**Records provided:**
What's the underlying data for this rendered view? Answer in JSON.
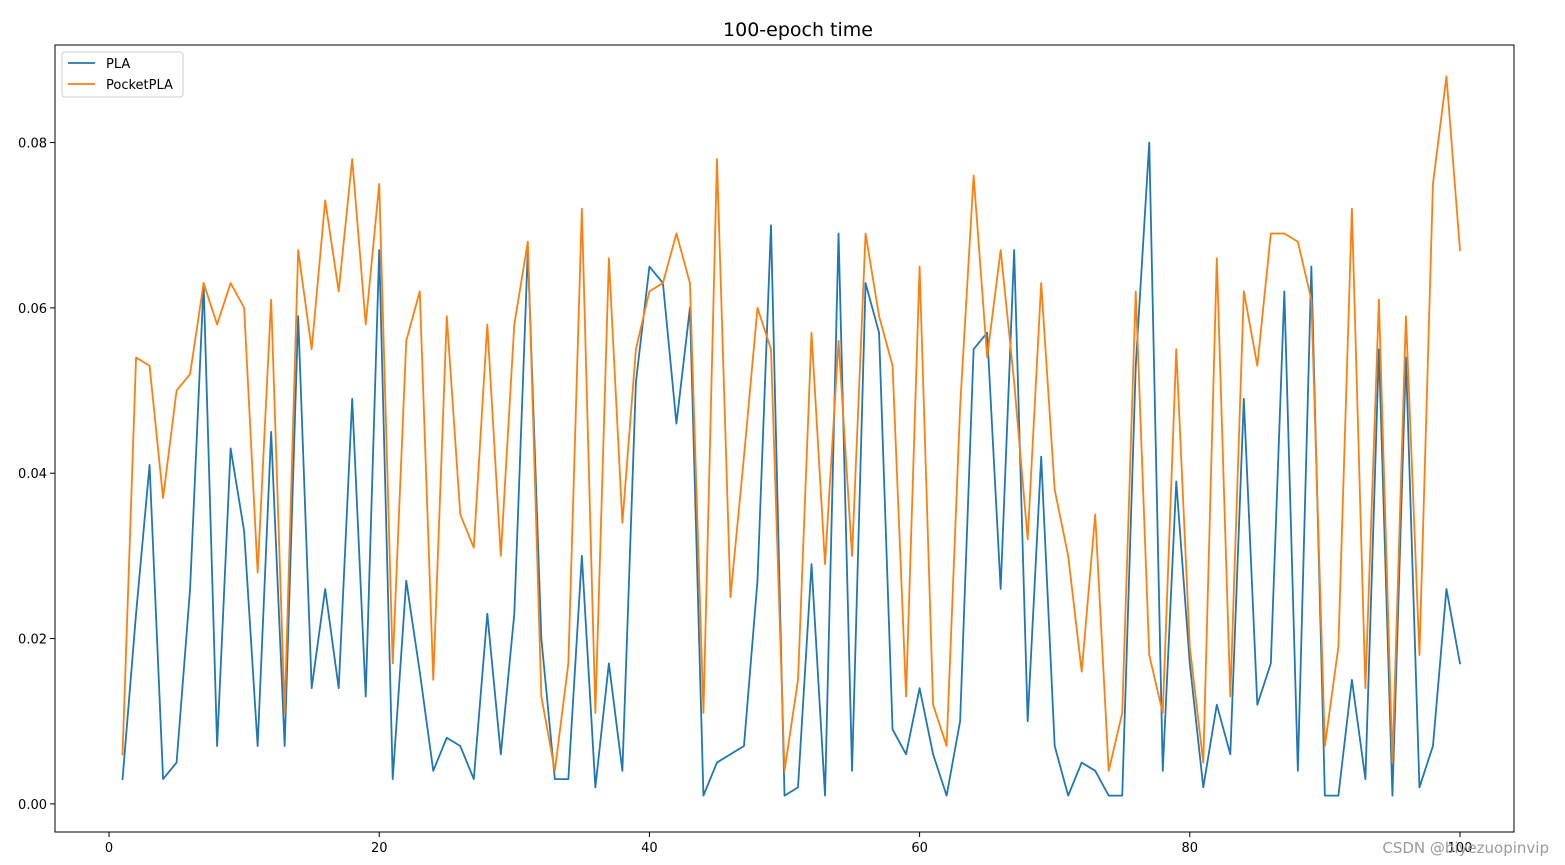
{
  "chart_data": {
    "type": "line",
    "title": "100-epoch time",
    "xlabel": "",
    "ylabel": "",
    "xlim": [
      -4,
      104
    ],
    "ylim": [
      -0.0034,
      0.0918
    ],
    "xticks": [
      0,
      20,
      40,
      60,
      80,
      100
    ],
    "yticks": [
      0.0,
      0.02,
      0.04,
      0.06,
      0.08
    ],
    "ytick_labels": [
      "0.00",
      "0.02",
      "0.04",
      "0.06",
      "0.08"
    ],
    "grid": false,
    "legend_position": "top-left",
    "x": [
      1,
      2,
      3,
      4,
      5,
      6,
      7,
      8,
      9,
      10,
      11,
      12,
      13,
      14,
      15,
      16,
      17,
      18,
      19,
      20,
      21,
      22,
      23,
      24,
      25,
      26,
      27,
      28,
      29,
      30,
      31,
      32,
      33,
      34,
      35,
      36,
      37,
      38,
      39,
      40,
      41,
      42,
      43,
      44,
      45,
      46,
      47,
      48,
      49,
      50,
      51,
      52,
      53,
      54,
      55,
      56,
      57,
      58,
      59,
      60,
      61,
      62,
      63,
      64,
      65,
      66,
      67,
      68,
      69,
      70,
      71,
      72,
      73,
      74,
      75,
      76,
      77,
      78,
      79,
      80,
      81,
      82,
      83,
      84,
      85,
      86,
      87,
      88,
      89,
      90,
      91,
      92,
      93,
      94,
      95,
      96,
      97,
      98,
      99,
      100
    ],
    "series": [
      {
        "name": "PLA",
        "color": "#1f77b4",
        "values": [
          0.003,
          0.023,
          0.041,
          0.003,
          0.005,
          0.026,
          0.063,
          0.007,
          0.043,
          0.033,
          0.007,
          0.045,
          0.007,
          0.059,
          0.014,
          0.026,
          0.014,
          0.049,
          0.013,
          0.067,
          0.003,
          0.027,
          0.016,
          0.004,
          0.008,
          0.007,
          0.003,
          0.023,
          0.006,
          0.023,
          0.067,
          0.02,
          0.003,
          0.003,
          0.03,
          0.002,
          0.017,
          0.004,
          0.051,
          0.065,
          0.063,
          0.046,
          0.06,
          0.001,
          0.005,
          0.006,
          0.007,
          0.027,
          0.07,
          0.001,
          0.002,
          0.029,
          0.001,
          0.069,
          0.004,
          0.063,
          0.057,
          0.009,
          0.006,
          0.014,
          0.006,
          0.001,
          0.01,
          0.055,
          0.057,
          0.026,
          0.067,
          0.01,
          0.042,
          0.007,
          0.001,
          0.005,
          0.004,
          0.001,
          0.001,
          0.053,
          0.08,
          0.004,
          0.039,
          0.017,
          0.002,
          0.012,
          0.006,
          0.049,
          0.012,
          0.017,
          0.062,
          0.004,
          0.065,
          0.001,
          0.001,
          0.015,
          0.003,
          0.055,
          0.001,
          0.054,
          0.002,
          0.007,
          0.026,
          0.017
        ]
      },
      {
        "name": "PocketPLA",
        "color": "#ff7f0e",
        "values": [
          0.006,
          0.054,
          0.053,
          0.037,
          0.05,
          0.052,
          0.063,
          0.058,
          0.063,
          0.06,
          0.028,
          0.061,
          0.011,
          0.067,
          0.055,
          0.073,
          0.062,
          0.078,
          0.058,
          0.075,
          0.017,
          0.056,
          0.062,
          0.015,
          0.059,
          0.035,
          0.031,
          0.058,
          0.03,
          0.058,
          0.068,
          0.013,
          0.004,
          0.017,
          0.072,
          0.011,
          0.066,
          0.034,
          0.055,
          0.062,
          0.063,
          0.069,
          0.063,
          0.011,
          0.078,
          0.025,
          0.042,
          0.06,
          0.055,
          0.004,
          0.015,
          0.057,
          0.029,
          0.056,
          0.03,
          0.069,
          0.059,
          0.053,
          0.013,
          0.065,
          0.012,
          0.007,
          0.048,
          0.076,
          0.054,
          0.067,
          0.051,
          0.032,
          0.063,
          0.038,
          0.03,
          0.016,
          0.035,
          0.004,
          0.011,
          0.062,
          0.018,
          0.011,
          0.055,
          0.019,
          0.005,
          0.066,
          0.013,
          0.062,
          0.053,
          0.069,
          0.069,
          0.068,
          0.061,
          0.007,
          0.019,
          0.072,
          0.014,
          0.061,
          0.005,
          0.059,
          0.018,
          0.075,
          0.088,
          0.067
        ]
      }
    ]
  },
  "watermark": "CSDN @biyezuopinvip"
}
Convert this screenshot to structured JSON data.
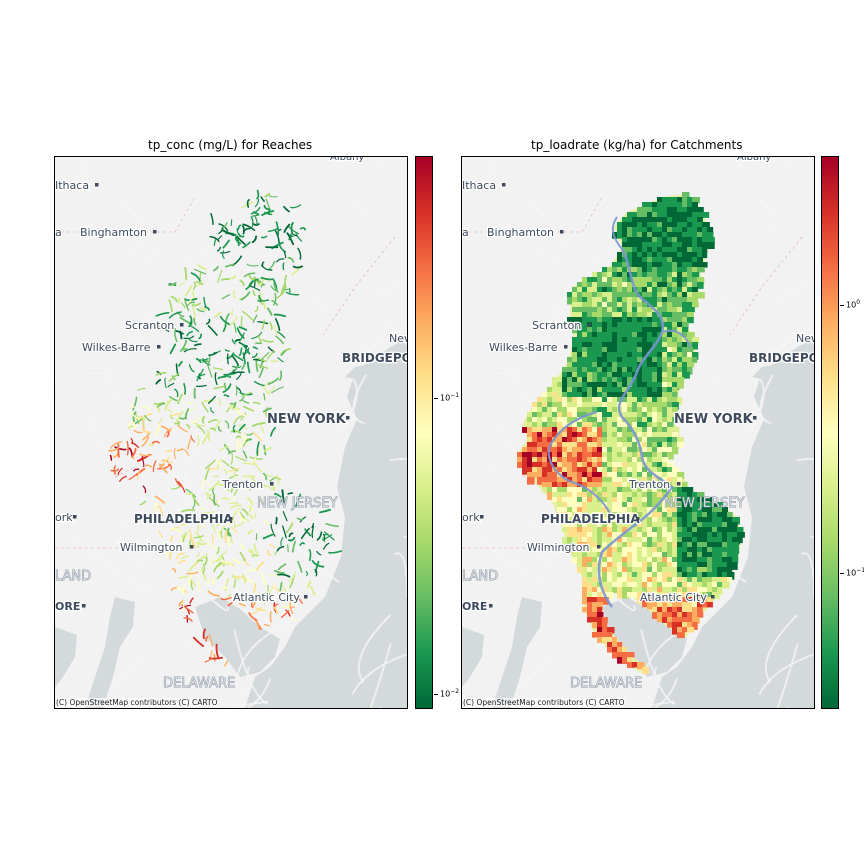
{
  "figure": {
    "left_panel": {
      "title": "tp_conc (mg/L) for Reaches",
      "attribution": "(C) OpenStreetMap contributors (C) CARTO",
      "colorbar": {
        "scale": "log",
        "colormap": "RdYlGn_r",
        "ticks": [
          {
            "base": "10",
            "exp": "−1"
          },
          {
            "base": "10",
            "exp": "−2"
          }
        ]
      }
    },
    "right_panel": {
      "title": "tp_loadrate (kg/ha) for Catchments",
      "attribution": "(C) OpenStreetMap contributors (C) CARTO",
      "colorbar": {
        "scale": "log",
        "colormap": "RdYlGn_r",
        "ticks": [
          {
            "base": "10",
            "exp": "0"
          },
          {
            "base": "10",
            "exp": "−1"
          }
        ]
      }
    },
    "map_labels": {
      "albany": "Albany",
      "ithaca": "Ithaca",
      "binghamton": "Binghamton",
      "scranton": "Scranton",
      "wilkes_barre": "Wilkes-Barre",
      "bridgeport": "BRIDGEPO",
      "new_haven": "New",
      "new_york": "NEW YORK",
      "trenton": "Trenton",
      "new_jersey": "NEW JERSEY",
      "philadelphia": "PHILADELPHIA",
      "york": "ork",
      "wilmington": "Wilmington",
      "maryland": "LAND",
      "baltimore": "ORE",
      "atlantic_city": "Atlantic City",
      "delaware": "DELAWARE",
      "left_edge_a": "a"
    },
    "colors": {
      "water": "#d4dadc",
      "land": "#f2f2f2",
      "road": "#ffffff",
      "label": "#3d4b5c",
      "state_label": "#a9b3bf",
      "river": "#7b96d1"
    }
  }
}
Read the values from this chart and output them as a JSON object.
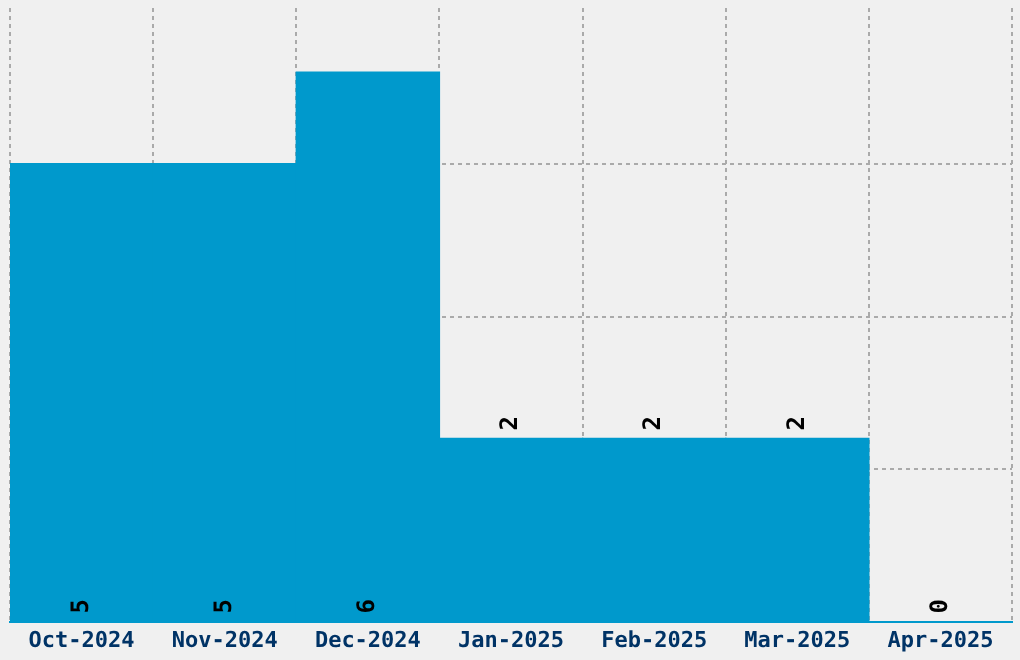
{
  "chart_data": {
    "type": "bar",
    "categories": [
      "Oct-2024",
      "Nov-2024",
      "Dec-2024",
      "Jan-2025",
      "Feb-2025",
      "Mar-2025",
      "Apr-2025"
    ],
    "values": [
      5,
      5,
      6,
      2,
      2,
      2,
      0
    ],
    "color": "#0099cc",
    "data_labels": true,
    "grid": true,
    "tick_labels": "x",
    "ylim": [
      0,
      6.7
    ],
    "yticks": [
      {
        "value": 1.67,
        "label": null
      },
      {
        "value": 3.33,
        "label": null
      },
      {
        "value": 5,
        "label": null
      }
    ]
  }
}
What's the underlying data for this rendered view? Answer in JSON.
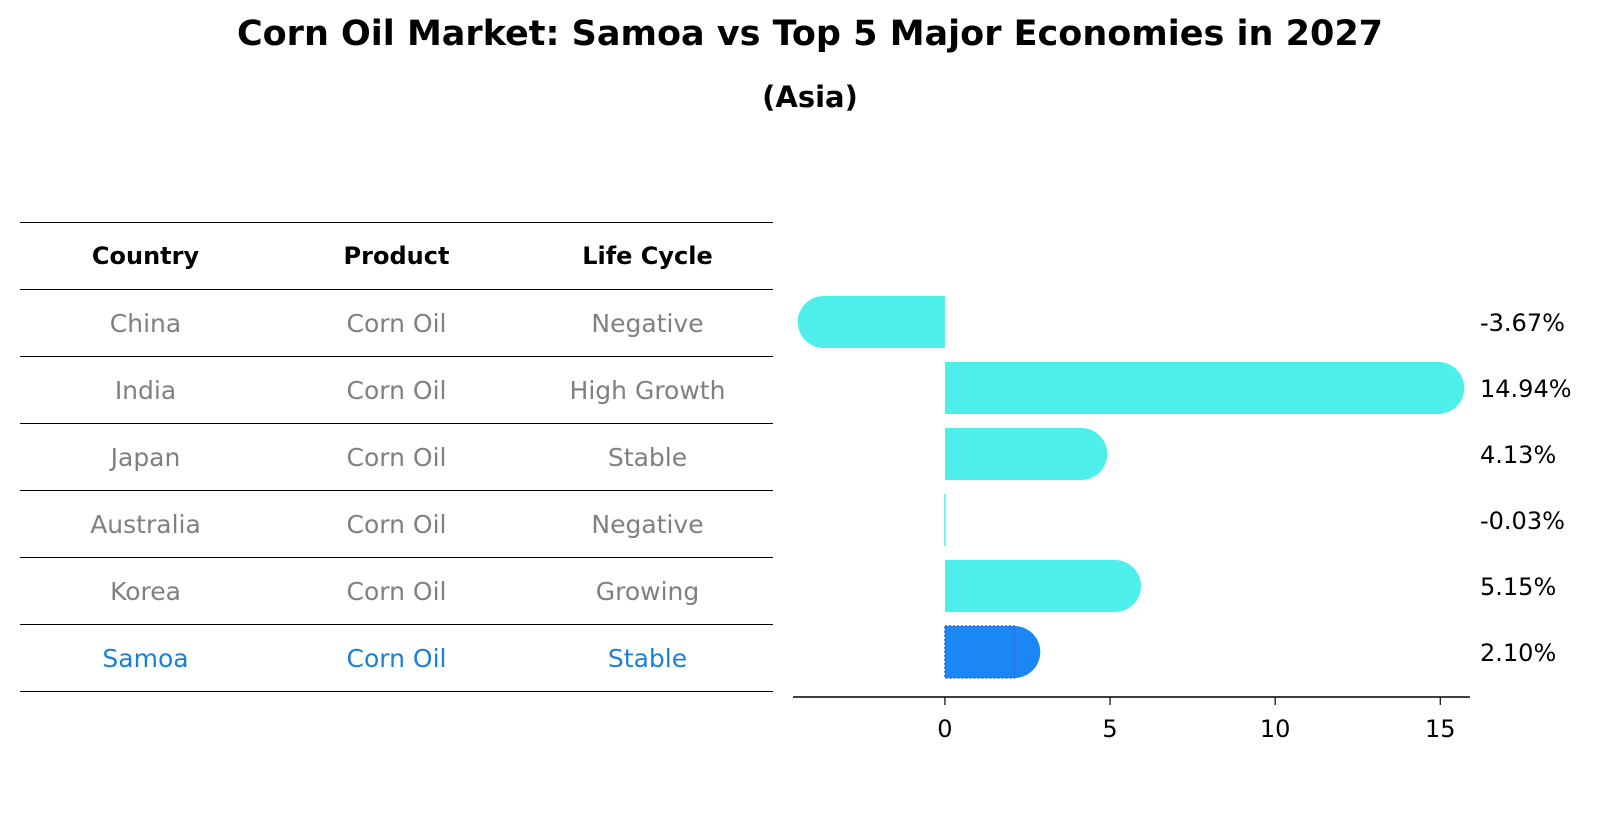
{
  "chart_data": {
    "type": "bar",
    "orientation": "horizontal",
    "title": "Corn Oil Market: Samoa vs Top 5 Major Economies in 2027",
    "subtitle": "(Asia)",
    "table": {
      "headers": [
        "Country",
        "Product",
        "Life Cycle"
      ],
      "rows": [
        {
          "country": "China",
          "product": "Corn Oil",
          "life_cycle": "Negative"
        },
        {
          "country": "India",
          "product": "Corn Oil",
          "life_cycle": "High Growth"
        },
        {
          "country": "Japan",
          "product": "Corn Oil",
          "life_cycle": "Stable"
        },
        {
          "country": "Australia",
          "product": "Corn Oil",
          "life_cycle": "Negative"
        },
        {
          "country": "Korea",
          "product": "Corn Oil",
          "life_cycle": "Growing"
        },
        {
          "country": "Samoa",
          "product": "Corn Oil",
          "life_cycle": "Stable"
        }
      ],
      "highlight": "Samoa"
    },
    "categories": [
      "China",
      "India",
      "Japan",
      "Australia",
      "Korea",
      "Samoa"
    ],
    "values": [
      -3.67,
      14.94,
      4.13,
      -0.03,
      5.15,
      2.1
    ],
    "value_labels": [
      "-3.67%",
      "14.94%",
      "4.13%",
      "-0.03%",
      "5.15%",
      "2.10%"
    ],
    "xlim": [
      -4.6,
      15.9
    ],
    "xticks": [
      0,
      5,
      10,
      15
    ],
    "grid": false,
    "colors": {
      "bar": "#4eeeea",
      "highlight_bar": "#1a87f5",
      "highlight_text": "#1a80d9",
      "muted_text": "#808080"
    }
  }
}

**Objective:** Find the lines with the string "this" and reproduce them.

**Exercise answer:**
What's the underlying data for this rendered view? Answer in JSON.
Convert this screenshot to structured JSON data.
Read the values from this chart and output them as a JSON object.
What's the underlying data for this rendered view? Answer in JSON.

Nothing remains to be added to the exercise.